Mário Cordeiro "Ele sabia e sonhava...", in Jornal i, 24 de Novembro de 2015
Entrou. Entrámos. Antigo 3.o ano, actual 7.o. Aula de Físico-Química no Liceu Pedro Nunes. Num anfiteatro, lugar ainda pouco conhecido por estudantes da nossa idade, mais habituados a “salas de aula”.
Sentou-se. Sentámo-nos. Lá em baixo, com uma grande mesa, repleta de líquidos e de provetas, buretas, vasos e balões, o mestre começou a sua sessão de magia. Em silêncio, porque o silêncio é cúmplice dos grandes momentos.
O mestre agarrou num balão com um líquido transparente e juntou outro transparente, produzindo uma mistura encarnada. Perante o pasmo geral, também ele silencioso porque, creio, de boquiabertos que estávamos nem um som poderia sair, juntou mais uma substância. O líquido entrou em efervescência e ficou azulado. Vertido para a proveta, que conteria algum “pó secreto”, ficou verde.
Os “ohs!” não soaram porque o fascínio toldou qualquer reacção. O mestre continuou, fazendo truques sobre truques, misturando pós e líquidos de frascos e provetas diferentes, transformando o encarnado em azul, depois verde, a páginas tantas libertando vapores e fumos e, num último toque de alquimista, devolveu à mistura a sua transparência original. Foi nessa altura que falou para apenas dizer: “Meus senhores, isto é a química. Podem sair e até à próxima aula.” Rómulo de Carvalho, meu professor de Físico-Químicas, com quem tive uma relação muito particular. Como mestre e como poeta. Devo-lhe muito. Um dia, o António Rebelo de Sousa emprestou-me um livro de um tal António Gedeão. Estava a lê-lo no recreio (devia ter aí uns 13 anos) quando o professor Rómulo me interpelou: “Estás a ler isso? O que achas, Cordeirito (era como ele me chamava)?” “Estou a gostar muito, professor! Gostava de ter sido eu a escrever estes poemas.” “Hum”, disse ele, “experimenta que talvez um dia consigas. Não sejas mais do que simples e não tentes ser outro a não ser tu.” E nada mais disse, designadamente que era ele, Rómulo, o António Gedeão da poesia. Soube-o mais tarde, por outras vias.

§ Dados:
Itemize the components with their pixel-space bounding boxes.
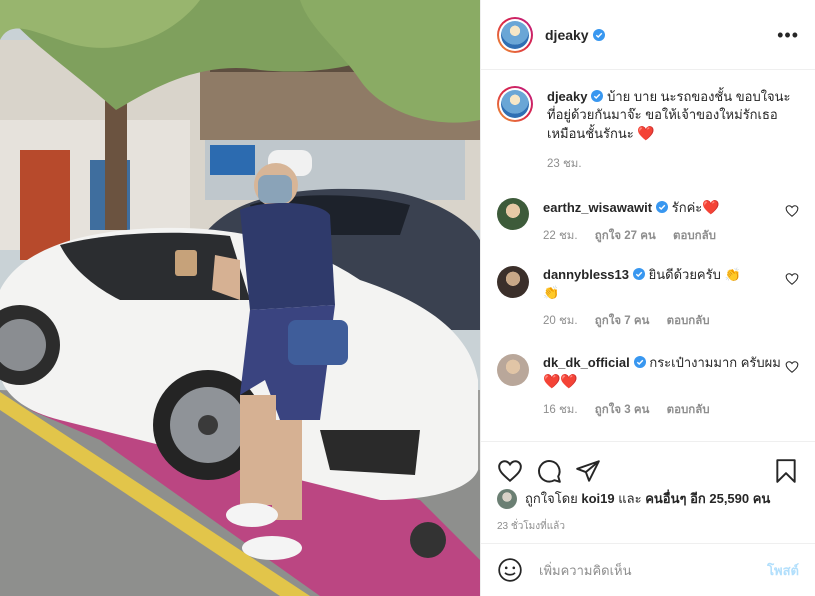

§ Requisitos do problema: Atualize o trecho do texto de leitura, começando em "Sentou-se. Sentámo-nos. Lá" e terminando em "dos grandes momentos.", e troque "mesa" por "bancada".

§ Resposta:
Sentou-se. Sentámo-nos. Lá em baixo, com uma grande bancada, repleta de líquidos e de provetas, buretas, vasos e balões, o mestre começou a sua sessão de magia. Em silêncio, porque o silêncio é cúmplice dos grandes momentos.